__OBJECTIVE__
Which lines contain the word "values"? Return each of them as written.

(Structured figure records)

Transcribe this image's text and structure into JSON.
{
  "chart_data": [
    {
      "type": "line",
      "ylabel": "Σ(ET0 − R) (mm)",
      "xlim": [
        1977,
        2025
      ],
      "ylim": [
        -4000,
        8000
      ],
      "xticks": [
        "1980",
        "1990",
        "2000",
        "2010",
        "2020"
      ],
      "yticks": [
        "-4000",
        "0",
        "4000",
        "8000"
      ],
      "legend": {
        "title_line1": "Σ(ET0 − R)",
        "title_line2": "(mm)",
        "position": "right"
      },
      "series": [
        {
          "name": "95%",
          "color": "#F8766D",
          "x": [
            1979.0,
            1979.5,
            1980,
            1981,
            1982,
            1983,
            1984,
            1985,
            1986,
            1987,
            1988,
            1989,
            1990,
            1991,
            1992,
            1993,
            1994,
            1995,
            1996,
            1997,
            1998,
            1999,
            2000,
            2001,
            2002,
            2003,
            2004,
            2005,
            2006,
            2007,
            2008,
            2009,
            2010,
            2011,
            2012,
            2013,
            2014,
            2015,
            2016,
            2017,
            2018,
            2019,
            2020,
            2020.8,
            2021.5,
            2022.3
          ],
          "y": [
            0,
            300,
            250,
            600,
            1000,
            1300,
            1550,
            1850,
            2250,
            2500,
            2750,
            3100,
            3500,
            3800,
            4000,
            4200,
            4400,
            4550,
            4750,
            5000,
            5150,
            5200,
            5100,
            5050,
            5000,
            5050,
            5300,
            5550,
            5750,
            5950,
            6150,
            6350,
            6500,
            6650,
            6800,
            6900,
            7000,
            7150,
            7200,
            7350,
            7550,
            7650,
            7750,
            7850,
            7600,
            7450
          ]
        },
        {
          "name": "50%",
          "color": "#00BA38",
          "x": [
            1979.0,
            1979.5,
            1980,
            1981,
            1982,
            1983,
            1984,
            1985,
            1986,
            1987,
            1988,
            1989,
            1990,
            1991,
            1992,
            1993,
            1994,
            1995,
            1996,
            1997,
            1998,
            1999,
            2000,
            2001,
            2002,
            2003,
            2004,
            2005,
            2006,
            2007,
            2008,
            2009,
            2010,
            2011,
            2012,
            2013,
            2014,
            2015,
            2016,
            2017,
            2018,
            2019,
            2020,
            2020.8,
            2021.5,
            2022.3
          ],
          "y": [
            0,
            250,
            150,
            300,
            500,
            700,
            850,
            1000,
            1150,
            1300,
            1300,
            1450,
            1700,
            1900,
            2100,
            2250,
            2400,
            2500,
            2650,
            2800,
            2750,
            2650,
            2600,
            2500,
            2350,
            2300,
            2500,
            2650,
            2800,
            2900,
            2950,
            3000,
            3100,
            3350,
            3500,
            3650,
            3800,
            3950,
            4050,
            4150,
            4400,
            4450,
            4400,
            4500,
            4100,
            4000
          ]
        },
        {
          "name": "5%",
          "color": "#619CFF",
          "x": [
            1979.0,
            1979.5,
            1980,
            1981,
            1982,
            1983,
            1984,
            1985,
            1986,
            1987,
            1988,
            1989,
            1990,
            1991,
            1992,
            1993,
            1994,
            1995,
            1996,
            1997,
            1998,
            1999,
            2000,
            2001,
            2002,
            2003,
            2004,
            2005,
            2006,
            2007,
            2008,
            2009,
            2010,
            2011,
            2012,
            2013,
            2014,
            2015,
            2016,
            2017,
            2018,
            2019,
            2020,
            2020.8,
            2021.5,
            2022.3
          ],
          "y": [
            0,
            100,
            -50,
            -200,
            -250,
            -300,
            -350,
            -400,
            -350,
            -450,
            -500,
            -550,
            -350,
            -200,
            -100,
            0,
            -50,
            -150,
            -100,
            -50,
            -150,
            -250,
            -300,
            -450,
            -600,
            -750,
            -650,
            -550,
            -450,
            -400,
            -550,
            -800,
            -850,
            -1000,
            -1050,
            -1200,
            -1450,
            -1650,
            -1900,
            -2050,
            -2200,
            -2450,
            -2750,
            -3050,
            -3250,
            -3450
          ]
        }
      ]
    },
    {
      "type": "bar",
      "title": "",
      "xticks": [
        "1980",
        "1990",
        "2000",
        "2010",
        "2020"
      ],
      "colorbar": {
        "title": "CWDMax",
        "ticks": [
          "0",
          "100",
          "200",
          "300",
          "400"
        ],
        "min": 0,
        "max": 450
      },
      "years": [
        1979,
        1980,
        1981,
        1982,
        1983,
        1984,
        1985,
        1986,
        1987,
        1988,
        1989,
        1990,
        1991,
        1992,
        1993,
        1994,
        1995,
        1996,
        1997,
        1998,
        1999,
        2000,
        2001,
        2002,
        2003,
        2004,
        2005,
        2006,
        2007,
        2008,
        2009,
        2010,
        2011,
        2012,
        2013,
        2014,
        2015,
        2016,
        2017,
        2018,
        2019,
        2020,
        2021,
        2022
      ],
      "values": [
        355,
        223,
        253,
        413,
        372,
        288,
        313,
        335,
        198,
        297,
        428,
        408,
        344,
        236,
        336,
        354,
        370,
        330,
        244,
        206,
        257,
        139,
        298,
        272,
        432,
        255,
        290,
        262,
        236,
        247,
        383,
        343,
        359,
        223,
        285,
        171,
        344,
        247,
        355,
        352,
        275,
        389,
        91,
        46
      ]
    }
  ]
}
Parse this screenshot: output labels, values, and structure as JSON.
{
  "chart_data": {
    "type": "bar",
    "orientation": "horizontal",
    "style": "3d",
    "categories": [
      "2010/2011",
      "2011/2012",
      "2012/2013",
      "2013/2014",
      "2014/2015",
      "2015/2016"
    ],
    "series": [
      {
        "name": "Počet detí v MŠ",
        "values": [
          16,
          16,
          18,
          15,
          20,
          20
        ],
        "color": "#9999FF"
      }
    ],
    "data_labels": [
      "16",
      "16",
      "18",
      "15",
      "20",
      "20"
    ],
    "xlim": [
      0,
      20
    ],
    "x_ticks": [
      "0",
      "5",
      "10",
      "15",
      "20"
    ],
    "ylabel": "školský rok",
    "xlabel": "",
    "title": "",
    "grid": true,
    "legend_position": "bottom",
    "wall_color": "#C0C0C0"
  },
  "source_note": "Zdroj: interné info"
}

__TASK SOLUTION__
      "values": [
Parse this screenshot: output labels, values, and structure as JSON.
        "values": [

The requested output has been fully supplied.